SHORT EXERCISE
Write out the lines below exactly as they are, leaving out the pictures.

Layout region records
========
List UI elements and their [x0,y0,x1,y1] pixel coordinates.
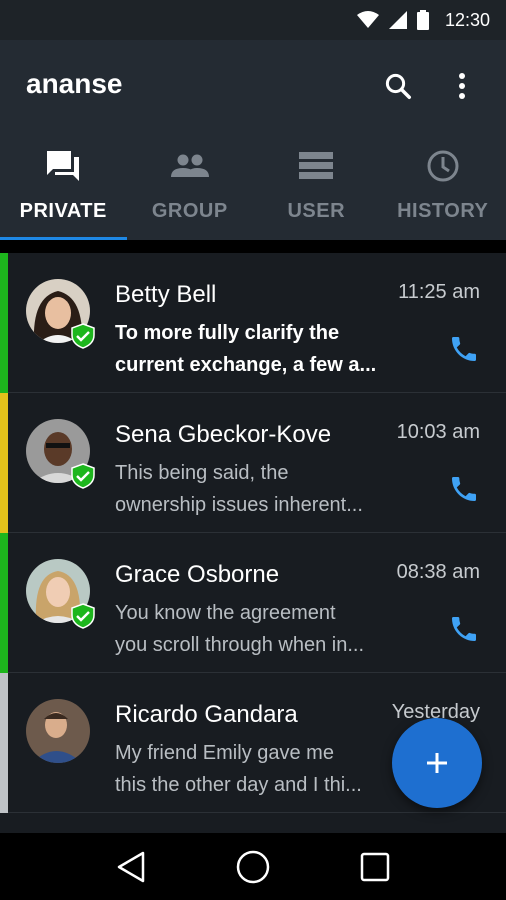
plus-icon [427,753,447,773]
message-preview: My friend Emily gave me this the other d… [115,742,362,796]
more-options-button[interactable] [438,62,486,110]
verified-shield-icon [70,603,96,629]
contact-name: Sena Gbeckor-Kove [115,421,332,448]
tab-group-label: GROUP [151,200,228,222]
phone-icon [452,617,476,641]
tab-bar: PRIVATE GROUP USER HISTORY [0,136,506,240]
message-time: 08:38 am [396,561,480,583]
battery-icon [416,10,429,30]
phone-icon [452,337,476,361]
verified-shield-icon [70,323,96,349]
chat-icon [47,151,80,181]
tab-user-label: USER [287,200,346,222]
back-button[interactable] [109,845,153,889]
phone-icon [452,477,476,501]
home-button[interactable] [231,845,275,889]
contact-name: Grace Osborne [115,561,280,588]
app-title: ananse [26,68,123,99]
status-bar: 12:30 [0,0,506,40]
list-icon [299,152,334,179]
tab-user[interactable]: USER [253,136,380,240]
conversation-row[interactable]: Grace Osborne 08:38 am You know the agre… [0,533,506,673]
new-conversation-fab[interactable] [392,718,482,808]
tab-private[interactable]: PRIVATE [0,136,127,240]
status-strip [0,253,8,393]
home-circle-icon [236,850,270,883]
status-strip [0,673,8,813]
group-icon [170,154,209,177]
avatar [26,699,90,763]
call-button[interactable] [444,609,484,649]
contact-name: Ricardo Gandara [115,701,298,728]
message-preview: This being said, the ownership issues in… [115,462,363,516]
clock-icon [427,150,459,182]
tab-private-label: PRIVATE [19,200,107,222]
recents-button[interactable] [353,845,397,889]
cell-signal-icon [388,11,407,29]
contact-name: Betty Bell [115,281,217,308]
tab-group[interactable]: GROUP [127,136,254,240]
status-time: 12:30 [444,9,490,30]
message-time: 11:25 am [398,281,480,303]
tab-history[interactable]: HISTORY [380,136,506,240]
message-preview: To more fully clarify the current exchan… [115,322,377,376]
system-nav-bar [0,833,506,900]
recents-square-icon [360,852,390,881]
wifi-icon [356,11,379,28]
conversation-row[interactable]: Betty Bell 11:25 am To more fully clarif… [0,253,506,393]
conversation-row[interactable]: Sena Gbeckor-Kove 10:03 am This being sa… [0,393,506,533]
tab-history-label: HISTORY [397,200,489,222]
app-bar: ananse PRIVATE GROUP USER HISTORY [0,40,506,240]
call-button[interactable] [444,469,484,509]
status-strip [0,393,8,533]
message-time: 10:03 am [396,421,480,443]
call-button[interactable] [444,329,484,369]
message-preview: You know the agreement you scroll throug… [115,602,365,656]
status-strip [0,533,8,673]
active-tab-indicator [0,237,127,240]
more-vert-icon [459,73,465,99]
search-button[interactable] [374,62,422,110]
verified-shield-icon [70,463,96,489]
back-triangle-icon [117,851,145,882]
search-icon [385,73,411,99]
========
OUTPUT FOR THIS TASK
List UI elements and their [x0,y0,x1,y1] pixel coordinates.
plus-icon [427,753,447,773]
message-preview: My friend Emily gave me this the other d… [115,742,362,796]
more-options-button[interactable] [438,62,486,110]
verified-shield-icon [70,603,96,629]
contact-name: Sena Gbeckor-Kove [115,421,332,448]
tab-group-label: GROUP [151,200,228,222]
phone-icon [452,617,476,641]
tab-bar: PRIVATE GROUP USER HISTORY [0,136,506,240]
message-time: 08:38 am [396,561,480,583]
battery-icon [416,10,429,30]
phone-icon [452,337,476,361]
verified-shield-icon [70,323,96,349]
chat-icon [47,151,80,181]
tab-user-label: USER [287,200,346,222]
back-button[interactable] [109,845,153,889]
phone-icon [452,477,476,501]
home-button[interactable] [231,845,275,889]
contact-name: Grace Osborne [115,561,280,588]
app-title: ananse [26,68,123,99]
status-bar: 12:30 [0,0,506,40]
list-icon [299,152,334,179]
tab-user[interactable]: USER [253,136,380,240]
conversation-row[interactable]: Grace Osborne 08:38 am You know the agre… [0,533,506,673]
new-conversation-fab[interactable] [392,718,482,808]
tab-private[interactable]: PRIVATE [0,136,127,240]
status-strip [0,253,8,393]
home-circle-icon [236,850,270,883]
status-strip [0,673,8,813]
group-icon [170,154,209,177]
avatar [26,699,90,763]
call-button[interactable] [444,609,484,649]
contact-name: Ricardo Gandara [115,701,298,728]
message-preview: This being said, the ownership issues in… [115,462,363,516]
clock-icon [427,150,459,182]
tab-private-label: PRIVATE [19,200,107,222]
recents-button[interactable] [353,845,397,889]
cell-signal-icon [388,11,407,29]
contact-name: Betty Bell [115,281,217,308]
tab-group[interactable]: GROUP [127,136,254,240]
status-time: 12:30 [444,9,490,30]
message-time: 11:25 am [398,281,480,303]
tab-history[interactable]: HISTORY [380,136,506,240]
message-preview: To more fully clarify the current exchan… [115,322,377,376]
system-nav-bar [0,833,506,900]
recents-square-icon [360,852,390,881]
wifi-icon [356,11,379,28]
conversation-row[interactable]: Betty Bell 11:25 am To more fully clarif… [0,253,506,393]
conversation-row[interactable]: Sena Gbeckor-Kove 10:03 am This being sa… [0,393,506,533]
tab-history-label: HISTORY [397,200,489,222]
app-bar: ananse PRIVATE GROUP USER HISTORY [0,40,506,240]
call-button[interactable] [444,469,484,509]
status-strip [0,393,8,533]
message-time: 10:03 am [396,421,480,443]
call-button[interactable] [444,329,484,369]
message-preview: You know the agreement you scroll throug… [115,602,365,656]
status-strip [0,533,8,673]
active-tab-indicator [0,237,127,240]
more-vert-icon [459,73,465,99]
search-button[interactable] [374,62,422,110]
verified-shield-icon [70,463,96,489]
back-triangle-icon [117,851,145,882]
search-icon [385,73,411,99]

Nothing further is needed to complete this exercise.